## [What is required]
Return each line of the listing below that contains the string "legend", copying the lines in full. Case counts.

╭─ Data shown

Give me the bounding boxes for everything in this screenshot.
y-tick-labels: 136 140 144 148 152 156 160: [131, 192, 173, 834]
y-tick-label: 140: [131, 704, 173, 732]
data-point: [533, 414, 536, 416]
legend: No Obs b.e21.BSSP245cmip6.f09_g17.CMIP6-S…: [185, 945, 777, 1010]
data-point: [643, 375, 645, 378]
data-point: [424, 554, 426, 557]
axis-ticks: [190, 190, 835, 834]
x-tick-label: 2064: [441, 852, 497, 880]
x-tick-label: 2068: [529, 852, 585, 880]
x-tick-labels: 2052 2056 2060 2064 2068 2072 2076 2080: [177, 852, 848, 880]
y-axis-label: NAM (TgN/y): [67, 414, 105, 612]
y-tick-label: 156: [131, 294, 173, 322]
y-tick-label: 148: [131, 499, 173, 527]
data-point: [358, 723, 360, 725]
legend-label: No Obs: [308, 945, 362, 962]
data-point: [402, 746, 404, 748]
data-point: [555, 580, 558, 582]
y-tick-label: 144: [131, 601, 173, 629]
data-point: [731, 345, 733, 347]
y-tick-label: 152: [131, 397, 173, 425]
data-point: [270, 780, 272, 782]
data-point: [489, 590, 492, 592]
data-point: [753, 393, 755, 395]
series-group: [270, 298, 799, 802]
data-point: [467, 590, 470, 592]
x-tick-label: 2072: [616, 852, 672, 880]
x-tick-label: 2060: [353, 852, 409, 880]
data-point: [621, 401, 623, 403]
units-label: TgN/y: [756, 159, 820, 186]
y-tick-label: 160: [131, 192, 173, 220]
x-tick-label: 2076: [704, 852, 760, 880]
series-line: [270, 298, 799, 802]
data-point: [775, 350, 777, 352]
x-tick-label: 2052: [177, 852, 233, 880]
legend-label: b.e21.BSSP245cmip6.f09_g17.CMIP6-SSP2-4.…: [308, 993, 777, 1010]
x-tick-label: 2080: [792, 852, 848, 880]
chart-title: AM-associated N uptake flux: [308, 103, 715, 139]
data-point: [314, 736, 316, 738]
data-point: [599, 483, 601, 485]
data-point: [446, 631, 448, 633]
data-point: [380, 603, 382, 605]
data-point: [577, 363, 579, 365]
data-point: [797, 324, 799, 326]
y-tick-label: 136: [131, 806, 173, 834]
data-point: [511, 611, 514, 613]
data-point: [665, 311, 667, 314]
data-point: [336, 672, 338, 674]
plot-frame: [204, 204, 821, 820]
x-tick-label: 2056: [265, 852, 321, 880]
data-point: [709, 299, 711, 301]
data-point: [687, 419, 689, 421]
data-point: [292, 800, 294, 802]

╰─

## [Task solution]
legend: No Obs b.e21.BSSP245cmip6.f09_g17.CMIP6-S…: [185, 945, 777, 1010]
legend-label: No Obs: [308, 945, 362, 962]
legend-label: b.e21.BSSP245cmip6.f09_g17.CMIP6-SSP2-4.…: [308, 993, 777, 1010]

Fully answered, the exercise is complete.